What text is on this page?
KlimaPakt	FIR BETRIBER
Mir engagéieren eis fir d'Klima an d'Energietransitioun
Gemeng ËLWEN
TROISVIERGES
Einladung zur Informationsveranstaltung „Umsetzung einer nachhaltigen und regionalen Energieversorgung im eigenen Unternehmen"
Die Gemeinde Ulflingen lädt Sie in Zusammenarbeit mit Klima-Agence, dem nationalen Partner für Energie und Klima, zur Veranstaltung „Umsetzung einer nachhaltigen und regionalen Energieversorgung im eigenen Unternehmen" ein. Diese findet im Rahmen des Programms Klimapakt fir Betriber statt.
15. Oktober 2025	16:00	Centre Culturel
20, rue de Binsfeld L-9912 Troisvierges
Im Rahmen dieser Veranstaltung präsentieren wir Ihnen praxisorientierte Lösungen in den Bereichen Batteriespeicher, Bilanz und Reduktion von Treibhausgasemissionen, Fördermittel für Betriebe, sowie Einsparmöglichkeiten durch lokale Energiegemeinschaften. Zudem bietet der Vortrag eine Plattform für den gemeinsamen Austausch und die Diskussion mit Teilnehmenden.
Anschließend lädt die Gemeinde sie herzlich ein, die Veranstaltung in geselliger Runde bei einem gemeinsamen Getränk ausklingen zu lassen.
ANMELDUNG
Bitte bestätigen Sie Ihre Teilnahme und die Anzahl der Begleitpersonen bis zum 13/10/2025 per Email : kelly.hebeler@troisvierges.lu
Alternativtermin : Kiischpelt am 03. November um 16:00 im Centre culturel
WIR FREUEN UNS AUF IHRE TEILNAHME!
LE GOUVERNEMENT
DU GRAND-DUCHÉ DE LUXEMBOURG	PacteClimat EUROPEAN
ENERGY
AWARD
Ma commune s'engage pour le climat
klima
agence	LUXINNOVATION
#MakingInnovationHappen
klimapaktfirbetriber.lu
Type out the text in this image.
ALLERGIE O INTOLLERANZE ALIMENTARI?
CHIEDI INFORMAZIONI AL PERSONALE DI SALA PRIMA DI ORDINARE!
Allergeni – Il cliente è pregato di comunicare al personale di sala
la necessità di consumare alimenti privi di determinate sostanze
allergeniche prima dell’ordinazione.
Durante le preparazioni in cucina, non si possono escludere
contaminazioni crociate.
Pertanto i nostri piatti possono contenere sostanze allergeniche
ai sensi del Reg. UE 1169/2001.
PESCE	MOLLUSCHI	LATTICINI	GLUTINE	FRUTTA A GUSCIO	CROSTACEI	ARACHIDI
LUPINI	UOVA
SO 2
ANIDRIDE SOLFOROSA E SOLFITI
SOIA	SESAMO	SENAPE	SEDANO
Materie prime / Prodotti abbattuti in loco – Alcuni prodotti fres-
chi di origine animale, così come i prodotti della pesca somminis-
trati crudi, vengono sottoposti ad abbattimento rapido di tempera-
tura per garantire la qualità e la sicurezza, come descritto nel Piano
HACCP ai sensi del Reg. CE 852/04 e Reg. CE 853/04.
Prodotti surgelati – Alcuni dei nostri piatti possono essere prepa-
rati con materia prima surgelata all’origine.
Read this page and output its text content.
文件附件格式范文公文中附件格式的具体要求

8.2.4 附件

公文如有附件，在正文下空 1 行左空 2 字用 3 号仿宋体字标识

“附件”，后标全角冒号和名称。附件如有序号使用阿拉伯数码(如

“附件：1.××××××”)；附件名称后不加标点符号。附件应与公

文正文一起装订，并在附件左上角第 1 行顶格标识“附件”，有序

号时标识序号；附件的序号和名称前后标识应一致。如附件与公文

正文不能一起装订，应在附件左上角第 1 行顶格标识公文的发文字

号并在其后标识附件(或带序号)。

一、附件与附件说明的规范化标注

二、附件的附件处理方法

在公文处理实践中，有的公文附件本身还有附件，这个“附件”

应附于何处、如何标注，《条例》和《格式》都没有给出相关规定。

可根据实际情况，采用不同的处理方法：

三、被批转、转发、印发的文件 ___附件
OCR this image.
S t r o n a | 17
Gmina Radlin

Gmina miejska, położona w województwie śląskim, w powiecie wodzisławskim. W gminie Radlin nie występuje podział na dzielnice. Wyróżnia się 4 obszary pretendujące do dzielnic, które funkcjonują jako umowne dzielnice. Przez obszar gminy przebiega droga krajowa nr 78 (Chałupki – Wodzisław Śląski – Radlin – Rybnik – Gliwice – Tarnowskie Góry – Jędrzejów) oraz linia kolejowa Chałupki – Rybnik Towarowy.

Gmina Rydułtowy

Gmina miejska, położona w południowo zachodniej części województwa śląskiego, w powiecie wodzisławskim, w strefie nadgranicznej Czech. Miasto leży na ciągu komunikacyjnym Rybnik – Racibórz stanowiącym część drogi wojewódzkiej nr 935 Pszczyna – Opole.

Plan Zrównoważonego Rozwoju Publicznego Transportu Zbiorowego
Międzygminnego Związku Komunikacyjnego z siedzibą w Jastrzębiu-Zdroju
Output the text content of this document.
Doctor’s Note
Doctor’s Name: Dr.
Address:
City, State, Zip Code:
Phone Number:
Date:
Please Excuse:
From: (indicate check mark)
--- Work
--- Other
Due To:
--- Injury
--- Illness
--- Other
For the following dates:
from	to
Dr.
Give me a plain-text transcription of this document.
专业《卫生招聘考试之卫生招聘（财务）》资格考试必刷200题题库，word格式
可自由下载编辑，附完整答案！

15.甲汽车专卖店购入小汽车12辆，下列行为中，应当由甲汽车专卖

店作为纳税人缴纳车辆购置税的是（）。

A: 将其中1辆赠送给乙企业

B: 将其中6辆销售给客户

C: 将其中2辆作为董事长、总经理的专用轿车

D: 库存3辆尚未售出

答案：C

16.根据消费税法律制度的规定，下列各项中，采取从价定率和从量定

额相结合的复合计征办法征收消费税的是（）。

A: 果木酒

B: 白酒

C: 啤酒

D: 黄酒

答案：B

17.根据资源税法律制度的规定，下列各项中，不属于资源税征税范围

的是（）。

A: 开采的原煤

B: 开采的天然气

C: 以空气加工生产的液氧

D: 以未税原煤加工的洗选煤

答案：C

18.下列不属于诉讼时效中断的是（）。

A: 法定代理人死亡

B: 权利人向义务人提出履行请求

★ ★ ★ ★

Requirement: Give back exactly the lines that run from the line with "Read this page and output its text content." through the close of the material, counting both ends, and nothing more.

Task response:
Read this page and output its text content.
文件附件格式范文公文中附件格式的具体要求

8.2.4 附件

公文如有附件，在正文下空 1 行左空 2 字用 3 号仿宋体字标识

“附件”，后标全角冒号和名称。附件如有序号使用阿拉伯数码(如

“附件：1.××××××”)；附件名称后不加标点符号。附件应与公

文正文一起装订，并在附件左上角第 1 行顶格标识“附件”，有序

号时标识序号；附件的序号和名称前后标识应一致。如附件与公文

正文不能一起装订，应在附件左上角第 1 行顶格标识公文的发文字

号并在其后标识附件(或带序号)。

一、附件与附件说明的规范化标注

二、附件的附件处理方法

在公文处理实践中，有的公文附件本身还有附件，这个“附件”

应附于何处、如何标注，《条例》和《格式》都没有给出相关规定。

可根据实际情况，采用不同的处理方法：

三、被批转、转发、印发的文件 ___附件
OCR this image.
S t r o n a | 17
Gmina Radlin

Gmina miejska, położona w województwie śląskim, w powiecie wodzisławskim. W gminie Radlin nie występuje podział na dzielnice. Wyróżnia się 4 obszary pretendujące do dzielnic, które funkcjonują jako umowne dzielnice. Przez obszar gminy przebiega droga krajowa nr 78 (Chałupki – Wodzisław Śląski – Radlin – Rybnik – Gliwice – Tarnowskie Góry – Jędrzejów) oraz linia kolejowa Chałupki – Rybnik Towarowy.

Gmina Rydułtowy

Gmina miejska, położona w południowo zachodniej części województwa śląskiego, w powiecie wodzisławskim, w strefie nadgranicznej Czech. Miasto leży na ciągu komunikacyjnym Rybnik – Racibórz stanowiącym część drogi wojewódzkiej nr 935 Pszczyna – Opole.

Plan Zrównoważonego Rozwoju Publicznego Transportu Zbiorowego
Międzygminnego Związku Komunikacyjnego z siedzibą w Jastrzębiu-Zdroju
Output the text content of this document.
Doctor’s Note
Doctor’s Name: Dr.
Address:
City, State, Zip Code:
Phone Number:
Date:
Please Excuse:
From: (indicate check mark)
--- Work
--- Other
Due To:
--- Injury
--- Illness
--- Other
For the following dates:
from	to
Dr.
Give me a plain-text transcription of this document.
专业《卫生招聘考试之卫生招聘（财务）》资格考试必刷200题题库，word格式
可自由下载编辑，附完整答案！

15.甲汽车专卖店购入小汽车12辆，下列行为中，应当由甲汽车专卖

店作为纳税人缴纳车辆购置税的是（）。

A: 将其中1辆赠送给乙企业

B: 将其中6辆销售给客户

C: 将其中2辆作为董事长、总经理的专用轿车

D: 库存3辆尚未售出

答案：C

16.根据消费税法律制度的规定，下列各项中，采取从价定率和从量定

额相结合的复合计征办法征收消费税的是（）。

A: 果木酒

B: 白酒

C: 啤酒

D: 黄酒

答案：B

17.根据资源税法律制度的规定，下列各项中，不属于资源税征税范围

的是（）。

A: 开采的原煤

B: 开采的天然气

C: 以空气加工生产的液氧

D: 以未税原煤加工的洗选煤

答案：C

18.下列不属于诉讼时效中断的是（）。

A: 法定代理人死亡

B: 权利人向义务人提出履行请求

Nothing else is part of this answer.